原文:
⟨

バラエティーと学問のConflict

月曜日の夜、専門分野の評論家が最新の情報をお届けするという、とあるバラエティー番組があります。その中で、よくある「浮気遺伝子」の話がでてきました。ネズミの「一夫一妻」が、遺伝子の突然変異で「一夫多妻」になる、という話から始まったのですが、ゲノムインプリンティングの話まで浮気遺伝子として放送されていたのには、びっくりしました。
ゲノムインプリンティングというのは、ある遺伝子が、父方からくる場合と母方からくる場合で発現が異なることです。その中の一例の、胎児への栄養供給の話が、浮気遺伝子とされていたのです。

⟩

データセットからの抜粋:

⟨

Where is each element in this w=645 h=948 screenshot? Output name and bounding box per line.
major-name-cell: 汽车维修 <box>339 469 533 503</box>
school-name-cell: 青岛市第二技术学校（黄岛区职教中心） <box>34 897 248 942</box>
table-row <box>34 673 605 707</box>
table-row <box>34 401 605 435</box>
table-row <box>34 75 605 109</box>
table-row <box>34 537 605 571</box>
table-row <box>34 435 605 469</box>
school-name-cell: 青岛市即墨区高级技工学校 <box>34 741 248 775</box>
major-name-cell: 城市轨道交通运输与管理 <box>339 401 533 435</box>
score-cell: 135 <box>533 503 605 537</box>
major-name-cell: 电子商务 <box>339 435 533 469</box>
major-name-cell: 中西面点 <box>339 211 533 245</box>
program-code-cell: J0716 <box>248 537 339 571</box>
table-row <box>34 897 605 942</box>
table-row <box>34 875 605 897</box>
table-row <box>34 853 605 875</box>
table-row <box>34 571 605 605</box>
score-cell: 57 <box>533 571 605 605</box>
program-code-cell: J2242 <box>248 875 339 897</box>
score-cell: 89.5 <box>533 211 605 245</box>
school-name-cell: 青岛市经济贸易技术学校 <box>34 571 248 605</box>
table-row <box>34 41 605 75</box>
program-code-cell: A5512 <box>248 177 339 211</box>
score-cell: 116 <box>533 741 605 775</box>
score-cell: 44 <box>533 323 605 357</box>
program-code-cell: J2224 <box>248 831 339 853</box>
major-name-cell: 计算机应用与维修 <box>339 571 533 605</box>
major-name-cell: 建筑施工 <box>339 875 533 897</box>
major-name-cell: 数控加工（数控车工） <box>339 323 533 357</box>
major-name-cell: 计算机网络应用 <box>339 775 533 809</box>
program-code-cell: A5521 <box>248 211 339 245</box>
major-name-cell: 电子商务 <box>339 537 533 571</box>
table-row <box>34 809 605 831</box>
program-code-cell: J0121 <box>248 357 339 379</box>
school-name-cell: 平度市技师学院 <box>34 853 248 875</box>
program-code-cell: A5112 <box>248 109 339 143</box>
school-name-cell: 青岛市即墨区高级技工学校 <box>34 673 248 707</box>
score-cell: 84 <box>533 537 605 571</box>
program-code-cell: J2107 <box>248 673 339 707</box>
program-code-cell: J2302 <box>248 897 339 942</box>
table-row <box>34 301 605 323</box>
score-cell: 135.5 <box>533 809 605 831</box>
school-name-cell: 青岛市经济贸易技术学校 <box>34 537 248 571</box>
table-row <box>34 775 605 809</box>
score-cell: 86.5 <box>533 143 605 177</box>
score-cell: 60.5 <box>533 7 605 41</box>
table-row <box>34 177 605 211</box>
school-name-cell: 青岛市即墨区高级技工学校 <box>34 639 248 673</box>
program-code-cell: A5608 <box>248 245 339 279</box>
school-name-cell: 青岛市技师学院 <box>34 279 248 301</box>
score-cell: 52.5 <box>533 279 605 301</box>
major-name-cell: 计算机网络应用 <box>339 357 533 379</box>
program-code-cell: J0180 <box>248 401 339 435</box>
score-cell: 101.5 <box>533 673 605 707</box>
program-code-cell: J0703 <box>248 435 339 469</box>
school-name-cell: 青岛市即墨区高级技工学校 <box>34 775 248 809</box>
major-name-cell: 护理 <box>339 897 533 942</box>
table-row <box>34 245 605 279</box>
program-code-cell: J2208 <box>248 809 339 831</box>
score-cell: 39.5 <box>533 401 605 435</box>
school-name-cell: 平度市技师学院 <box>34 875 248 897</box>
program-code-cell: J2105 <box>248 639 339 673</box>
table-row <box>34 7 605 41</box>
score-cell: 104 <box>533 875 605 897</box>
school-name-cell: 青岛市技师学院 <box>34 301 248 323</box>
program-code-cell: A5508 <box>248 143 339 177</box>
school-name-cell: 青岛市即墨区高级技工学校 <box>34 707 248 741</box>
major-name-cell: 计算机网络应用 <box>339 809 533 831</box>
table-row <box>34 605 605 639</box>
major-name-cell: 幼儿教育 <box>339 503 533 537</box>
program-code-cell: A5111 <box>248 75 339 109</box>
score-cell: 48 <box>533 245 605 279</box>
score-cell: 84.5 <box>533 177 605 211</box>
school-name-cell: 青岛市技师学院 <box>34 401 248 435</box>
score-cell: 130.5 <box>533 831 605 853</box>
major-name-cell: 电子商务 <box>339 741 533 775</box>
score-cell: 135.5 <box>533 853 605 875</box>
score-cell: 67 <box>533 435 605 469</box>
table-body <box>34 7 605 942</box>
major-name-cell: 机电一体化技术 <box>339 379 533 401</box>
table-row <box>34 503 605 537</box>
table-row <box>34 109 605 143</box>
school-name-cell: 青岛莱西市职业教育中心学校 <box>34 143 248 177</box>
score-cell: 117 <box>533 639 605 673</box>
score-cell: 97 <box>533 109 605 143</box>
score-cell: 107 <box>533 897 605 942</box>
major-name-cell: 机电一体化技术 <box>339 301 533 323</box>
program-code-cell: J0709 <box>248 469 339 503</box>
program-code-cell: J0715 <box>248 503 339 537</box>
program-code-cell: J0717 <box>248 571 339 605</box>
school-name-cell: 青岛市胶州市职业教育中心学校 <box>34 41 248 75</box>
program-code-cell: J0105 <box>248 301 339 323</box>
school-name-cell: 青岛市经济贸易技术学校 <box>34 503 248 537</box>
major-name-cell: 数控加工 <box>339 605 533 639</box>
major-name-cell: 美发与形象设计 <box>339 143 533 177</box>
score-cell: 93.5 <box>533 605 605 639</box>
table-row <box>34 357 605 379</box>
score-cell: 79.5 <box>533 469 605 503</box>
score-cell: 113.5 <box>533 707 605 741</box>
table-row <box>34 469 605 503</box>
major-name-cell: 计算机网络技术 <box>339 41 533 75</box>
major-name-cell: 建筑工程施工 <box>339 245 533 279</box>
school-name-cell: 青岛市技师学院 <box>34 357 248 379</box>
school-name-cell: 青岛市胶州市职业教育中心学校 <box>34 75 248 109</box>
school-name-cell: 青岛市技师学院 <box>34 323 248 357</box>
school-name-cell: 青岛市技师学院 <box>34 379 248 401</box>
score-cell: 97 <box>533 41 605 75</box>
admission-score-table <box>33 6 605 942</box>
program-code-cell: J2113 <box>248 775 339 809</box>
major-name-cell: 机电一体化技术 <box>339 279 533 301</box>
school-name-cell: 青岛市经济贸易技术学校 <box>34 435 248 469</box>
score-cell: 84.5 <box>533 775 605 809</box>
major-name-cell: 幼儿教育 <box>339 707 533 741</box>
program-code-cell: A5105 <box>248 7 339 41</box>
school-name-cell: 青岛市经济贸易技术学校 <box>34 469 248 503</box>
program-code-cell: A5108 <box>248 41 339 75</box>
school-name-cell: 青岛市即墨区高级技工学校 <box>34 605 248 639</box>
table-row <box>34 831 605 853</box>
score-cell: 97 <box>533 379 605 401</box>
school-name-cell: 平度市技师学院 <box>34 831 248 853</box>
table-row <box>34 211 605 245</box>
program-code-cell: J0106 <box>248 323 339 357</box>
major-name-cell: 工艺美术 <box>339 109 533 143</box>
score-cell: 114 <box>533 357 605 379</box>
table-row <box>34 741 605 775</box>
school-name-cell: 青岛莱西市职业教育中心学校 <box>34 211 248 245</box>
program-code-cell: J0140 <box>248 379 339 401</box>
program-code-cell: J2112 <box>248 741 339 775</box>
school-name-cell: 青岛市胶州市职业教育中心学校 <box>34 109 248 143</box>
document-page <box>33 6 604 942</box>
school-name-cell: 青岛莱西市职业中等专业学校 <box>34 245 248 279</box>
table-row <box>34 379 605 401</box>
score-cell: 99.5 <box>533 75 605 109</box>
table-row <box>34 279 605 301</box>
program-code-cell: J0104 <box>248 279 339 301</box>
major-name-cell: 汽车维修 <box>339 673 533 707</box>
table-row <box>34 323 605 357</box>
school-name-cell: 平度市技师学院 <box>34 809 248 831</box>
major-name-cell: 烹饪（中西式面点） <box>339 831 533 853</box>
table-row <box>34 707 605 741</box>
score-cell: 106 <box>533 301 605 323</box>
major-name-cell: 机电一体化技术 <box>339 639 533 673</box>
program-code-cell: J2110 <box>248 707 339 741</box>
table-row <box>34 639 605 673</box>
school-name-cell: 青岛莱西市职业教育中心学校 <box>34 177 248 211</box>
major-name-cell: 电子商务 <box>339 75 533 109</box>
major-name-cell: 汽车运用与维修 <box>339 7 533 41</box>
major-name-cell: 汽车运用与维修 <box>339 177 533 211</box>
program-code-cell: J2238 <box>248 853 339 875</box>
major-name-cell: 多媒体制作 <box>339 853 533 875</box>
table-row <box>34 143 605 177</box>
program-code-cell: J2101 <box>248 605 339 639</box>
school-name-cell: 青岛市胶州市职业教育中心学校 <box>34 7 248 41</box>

⟩

作業手順:
原文でかぎかっこ(「」)に入れて示されている語句をすべて、重複を除いて挙げてください。

解答:
・浮気遺伝子
・一夫一妻
・一夫多妻